START Information shown

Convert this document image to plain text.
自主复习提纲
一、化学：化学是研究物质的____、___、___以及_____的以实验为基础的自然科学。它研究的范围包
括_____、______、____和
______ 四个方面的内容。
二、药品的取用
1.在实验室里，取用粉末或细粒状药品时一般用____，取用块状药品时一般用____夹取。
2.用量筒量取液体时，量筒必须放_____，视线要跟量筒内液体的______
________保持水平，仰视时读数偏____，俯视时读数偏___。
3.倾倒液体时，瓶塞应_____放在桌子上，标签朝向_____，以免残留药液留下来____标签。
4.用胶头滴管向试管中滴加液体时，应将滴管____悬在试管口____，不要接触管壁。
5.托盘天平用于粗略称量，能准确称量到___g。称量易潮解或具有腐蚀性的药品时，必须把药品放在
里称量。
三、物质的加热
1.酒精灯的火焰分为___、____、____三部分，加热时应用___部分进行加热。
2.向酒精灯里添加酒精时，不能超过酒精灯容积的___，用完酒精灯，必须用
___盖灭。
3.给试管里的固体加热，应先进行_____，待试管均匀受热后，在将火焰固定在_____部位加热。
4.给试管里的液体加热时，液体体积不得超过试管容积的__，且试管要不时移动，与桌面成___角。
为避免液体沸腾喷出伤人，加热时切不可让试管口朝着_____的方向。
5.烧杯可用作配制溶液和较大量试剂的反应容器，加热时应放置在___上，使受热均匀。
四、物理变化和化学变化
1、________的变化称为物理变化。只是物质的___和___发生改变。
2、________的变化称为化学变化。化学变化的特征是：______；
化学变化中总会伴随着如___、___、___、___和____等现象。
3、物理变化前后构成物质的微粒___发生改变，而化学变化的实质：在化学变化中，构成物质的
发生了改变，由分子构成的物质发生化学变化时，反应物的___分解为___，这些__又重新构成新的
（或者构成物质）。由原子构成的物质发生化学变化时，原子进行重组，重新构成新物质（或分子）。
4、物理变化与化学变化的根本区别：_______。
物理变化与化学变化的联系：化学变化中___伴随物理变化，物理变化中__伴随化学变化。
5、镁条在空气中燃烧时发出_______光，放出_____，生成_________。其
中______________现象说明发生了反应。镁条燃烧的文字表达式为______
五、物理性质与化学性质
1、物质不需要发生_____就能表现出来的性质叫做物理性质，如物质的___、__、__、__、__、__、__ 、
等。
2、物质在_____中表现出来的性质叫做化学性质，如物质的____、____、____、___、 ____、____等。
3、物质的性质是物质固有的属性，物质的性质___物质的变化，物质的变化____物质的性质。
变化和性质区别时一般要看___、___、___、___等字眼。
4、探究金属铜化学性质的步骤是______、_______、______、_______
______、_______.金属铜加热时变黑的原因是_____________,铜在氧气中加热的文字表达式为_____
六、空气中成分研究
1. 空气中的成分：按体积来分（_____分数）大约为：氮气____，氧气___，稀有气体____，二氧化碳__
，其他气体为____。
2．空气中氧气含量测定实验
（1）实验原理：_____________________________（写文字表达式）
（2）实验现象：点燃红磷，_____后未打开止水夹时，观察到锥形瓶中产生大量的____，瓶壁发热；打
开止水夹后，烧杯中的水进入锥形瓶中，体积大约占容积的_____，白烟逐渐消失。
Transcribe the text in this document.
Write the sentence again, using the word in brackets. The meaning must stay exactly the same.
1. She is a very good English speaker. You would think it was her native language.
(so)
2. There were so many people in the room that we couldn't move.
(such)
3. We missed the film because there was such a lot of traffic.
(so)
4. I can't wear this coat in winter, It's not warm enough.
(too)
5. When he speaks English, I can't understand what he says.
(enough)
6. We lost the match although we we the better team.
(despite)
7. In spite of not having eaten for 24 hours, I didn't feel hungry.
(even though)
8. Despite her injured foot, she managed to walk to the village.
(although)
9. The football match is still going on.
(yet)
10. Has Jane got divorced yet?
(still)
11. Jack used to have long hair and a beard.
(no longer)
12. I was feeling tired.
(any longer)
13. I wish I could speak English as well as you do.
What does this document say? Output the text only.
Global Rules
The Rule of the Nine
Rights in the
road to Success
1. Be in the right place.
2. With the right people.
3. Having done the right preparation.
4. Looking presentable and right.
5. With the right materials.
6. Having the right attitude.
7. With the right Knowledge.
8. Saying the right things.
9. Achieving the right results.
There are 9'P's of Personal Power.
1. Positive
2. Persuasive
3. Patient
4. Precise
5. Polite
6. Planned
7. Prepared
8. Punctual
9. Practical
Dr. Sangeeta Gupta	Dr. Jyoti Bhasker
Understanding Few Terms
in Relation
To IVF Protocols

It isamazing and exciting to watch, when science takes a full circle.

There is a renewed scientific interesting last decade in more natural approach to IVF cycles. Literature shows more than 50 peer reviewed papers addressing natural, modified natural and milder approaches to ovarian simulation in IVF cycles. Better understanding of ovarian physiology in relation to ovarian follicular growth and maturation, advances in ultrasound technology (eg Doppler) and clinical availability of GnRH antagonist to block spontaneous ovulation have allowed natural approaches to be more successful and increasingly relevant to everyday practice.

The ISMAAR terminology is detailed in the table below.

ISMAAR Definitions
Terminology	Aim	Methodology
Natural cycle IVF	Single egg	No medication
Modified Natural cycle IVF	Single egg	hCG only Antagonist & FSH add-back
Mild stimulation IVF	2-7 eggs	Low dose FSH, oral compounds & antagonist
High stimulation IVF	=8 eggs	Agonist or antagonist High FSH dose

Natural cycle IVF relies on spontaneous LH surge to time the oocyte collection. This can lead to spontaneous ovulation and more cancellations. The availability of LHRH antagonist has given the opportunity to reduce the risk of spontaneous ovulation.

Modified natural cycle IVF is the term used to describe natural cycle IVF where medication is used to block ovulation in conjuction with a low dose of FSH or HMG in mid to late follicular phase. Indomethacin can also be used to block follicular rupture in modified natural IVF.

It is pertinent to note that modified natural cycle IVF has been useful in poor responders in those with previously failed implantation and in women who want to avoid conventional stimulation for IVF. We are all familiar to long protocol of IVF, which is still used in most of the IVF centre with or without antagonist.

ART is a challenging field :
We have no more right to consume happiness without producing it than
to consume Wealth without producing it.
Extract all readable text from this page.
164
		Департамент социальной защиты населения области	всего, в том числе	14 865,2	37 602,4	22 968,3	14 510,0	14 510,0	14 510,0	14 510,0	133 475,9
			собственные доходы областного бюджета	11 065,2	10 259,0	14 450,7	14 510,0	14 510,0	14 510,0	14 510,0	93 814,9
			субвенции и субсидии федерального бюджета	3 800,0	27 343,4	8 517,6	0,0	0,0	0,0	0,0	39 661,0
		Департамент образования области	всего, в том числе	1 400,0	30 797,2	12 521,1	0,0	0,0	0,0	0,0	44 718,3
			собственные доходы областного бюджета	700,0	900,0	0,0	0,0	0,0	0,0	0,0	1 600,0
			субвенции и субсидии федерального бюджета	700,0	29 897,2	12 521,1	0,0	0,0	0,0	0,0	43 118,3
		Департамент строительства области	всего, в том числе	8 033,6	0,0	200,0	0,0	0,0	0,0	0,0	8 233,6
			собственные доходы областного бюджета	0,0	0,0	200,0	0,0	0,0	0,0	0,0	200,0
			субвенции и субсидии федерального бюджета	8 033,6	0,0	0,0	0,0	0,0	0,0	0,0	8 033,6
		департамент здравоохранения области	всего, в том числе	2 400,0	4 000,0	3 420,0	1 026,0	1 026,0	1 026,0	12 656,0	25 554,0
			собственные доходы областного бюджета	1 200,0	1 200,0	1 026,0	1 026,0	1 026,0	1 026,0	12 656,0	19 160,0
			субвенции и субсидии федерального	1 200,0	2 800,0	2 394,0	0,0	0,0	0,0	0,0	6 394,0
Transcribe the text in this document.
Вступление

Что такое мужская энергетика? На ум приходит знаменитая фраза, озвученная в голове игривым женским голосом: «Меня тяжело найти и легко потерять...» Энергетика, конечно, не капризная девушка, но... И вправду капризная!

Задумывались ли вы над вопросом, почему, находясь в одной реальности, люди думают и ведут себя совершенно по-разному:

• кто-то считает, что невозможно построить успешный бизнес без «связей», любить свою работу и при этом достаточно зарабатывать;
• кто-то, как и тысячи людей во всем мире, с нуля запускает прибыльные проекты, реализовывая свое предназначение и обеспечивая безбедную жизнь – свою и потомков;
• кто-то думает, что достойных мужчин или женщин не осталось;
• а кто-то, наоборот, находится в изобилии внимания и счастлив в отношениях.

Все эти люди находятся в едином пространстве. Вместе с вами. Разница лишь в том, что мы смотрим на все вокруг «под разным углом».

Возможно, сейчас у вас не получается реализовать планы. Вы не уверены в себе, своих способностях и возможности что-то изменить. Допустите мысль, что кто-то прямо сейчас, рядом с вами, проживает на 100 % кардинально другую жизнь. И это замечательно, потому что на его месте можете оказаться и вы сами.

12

END Information shown

**What you need to do**
Check each line of the data above for the word "document", then state how many lines have it. Give the number alone.

**Task answer**
4